Stored items from a collection:
>>>

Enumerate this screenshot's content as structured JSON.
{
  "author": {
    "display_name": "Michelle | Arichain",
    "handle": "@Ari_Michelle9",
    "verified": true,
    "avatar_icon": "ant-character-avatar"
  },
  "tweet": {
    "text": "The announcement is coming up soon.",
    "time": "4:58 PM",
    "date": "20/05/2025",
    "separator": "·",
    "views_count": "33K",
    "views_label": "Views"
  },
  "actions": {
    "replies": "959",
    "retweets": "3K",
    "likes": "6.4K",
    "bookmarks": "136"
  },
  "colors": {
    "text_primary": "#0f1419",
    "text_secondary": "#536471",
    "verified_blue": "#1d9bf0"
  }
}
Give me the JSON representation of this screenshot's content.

<<<
>>>

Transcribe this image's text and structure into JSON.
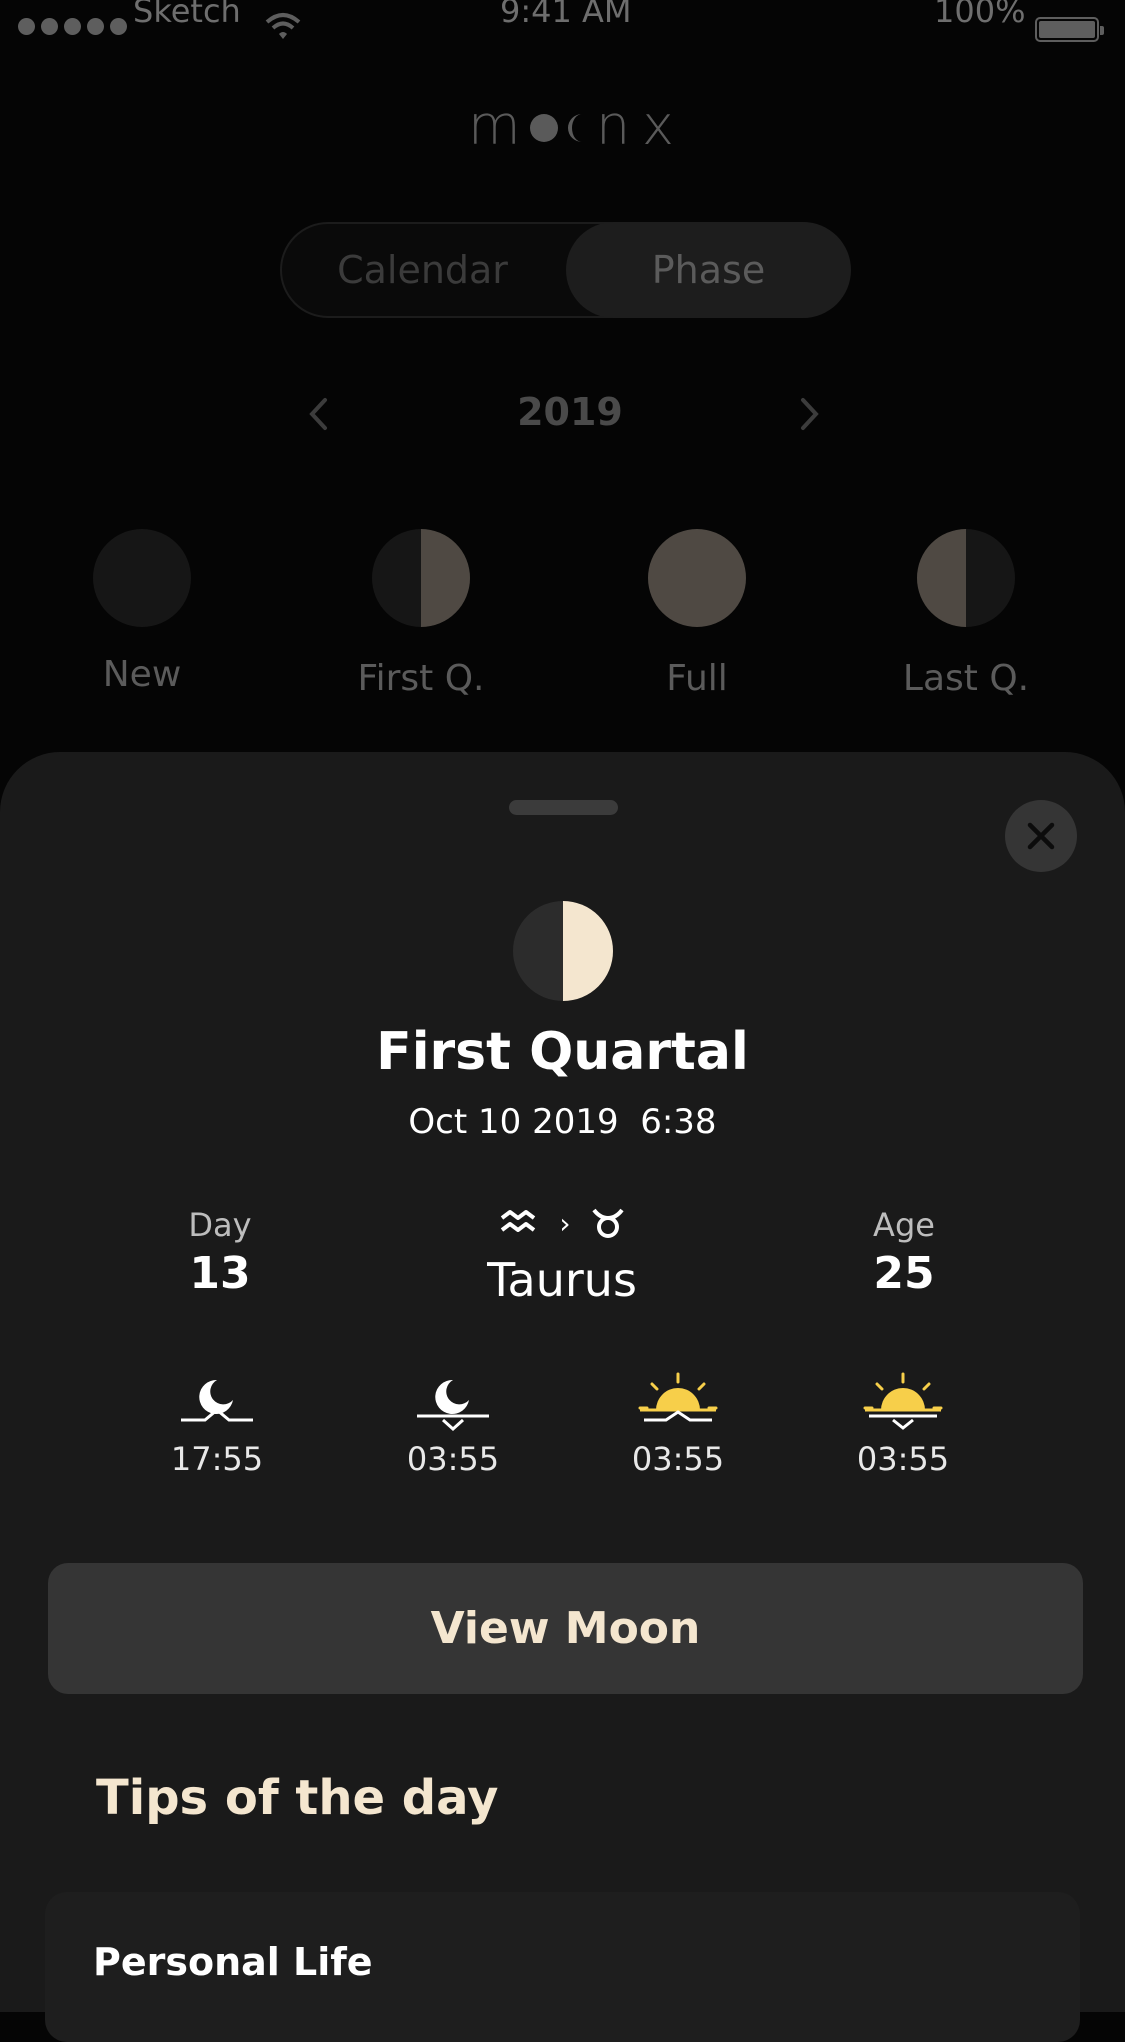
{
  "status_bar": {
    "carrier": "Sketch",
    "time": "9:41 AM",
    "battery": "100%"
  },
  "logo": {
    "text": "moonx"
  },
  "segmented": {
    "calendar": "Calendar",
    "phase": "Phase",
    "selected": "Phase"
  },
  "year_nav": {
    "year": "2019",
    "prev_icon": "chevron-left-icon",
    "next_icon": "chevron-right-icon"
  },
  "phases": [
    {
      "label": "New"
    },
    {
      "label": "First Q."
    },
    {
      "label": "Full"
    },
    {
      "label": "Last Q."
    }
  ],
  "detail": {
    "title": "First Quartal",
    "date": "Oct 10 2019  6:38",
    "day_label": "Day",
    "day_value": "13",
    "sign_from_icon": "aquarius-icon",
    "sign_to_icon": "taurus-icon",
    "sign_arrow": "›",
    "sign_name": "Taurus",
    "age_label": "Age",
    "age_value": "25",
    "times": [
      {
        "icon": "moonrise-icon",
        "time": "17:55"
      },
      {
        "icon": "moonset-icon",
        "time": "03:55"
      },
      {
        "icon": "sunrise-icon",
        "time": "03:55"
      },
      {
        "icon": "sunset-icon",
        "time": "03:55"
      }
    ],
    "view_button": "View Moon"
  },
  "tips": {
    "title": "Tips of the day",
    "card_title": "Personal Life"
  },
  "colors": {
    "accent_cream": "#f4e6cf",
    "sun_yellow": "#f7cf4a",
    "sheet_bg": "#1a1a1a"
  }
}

<<<

EXERCISE TASK> Retype exactly, and only, the lines from the one containing "Enumerate this screenshot's" through the one containing "Give me the", both included.

TASK SOLUTION>
Enumerate this screenshot's content as structured JSON.
{
  "author": {
    "display_name": "Michelle | Arichain",
    "handle": "@Ari_Michelle9",
    "verified": true,
    "avatar_icon": "ant-character-avatar"
  },
  "tweet": {
    "text": "The announcement is coming up soon.",
    "time": "4:58 PM",
    "date": "20/05/2025",
    "separator": "·",
    "views_count": "33K",
    "views_label": "Views"
  },
  "actions": {
    "replies": "959",
    "retweets": "3K",
    "likes": "6.4K",
    "bookmarks": "136"
  },
  "colors": {
    "text_primary": "#0f1419",
    "text_secondary": "#536471",
    "verified_blue": "#1d9bf0"
  }
}
Give me the JSON representation of this screenshot's content.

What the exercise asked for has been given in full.